▶ GOAL:
Will you write out all the entries below exactly?

Saved data entries
____
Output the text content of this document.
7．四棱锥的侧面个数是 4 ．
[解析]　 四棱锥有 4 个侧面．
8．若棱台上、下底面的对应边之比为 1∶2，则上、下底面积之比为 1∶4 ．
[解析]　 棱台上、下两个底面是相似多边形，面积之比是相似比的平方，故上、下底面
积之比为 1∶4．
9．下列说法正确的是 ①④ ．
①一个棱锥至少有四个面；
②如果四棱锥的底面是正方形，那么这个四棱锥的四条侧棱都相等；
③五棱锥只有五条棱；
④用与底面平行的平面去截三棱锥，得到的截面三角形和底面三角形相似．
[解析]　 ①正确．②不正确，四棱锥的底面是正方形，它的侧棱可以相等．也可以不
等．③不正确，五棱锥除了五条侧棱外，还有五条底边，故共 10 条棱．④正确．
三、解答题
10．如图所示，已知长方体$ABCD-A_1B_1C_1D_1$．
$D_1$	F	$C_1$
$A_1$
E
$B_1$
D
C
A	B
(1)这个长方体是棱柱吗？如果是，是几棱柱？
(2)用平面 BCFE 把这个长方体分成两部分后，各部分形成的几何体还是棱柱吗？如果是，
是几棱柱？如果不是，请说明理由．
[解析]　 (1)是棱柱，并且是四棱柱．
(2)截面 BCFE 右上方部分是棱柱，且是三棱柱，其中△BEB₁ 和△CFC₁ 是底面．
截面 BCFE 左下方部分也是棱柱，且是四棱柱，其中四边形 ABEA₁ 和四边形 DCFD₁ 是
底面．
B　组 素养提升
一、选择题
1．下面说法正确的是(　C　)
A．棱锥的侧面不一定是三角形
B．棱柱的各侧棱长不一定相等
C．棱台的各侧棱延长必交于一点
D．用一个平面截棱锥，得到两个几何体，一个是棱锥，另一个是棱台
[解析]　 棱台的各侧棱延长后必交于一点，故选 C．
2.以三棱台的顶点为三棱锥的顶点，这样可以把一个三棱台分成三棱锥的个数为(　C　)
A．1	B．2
____
▶ RESULT OF THIS EXERCISE:
Output the text content of this document.
7．四棱锥的侧面个数是 4 ．
[解析]　 四棱锥有 4 个侧面．
8．若棱台上、下底面的对应边之比为 1∶2，则上、下底面积之比为 1∶4 ．
[解析]　 棱台上、下两个底面是相似多边形，面积之比是相似比的平方，故上、下底面
积之比为 1∶4．
9．下列说法正确的是 ①④ ．
①一个棱锥至少有四个面；
②如果四棱锥的底面是正方形，那么这个四棱锥的四条侧棱都相等；
③五棱锥只有五条棱；
④用与底面平行的平面去截三棱锥，得到的截面三角形和底面三角形相似．
[解析]　 ①正确．②不正确，四棱锥的底面是正方形，它的侧棱可以相等．也可以不
等．③不正确，五棱锥除了五条侧棱外，还有五条底边，故共 10 条棱．④正确．
三、解答题
10．如图所示，已知长方体$ABCD-A_1B_1C_1D_1$．
$D_1$	F	$C_1$
$A_1$
E
$B_1$
D
C
A	B
(1)这个长方体是棱柱吗？如果是，是几棱柱？
(2)用平面 BCFE 把这个长方体分成两部分后，各部分形成的几何体还是棱柱吗？如果是，
是几棱柱？如果不是，请说明理由．
[解析]　 (1)是棱柱，并且是四棱柱．
(2)截面 BCFE 右上方部分是棱柱，且是三棱柱，其中△BEB₁ 和△CFC₁ 是底面．
截面 BCFE 左下方部分也是棱柱，且是四棱柱，其中四边形 ABEA₁ 和四边形 DCFD₁ 是
底面．
B　组 素养提升
一、选择题
1．下面说法正确的是(　C　)
A．棱锥的侧面不一定是三角形
B．棱柱的各侧棱长不一定相等
C．棱台的各侧棱延长必交于一点
D．用一个平面截棱锥，得到两个几何体，一个是棱锥，另一个是棱台
[解析]　 棱台的各侧棱延长后必交于一点，故选 C．
2.以三棱台的顶点为三棱锥的顶点，这样可以把一个三棱台分成三棱锥的个数为(　C　)
A．1	B．2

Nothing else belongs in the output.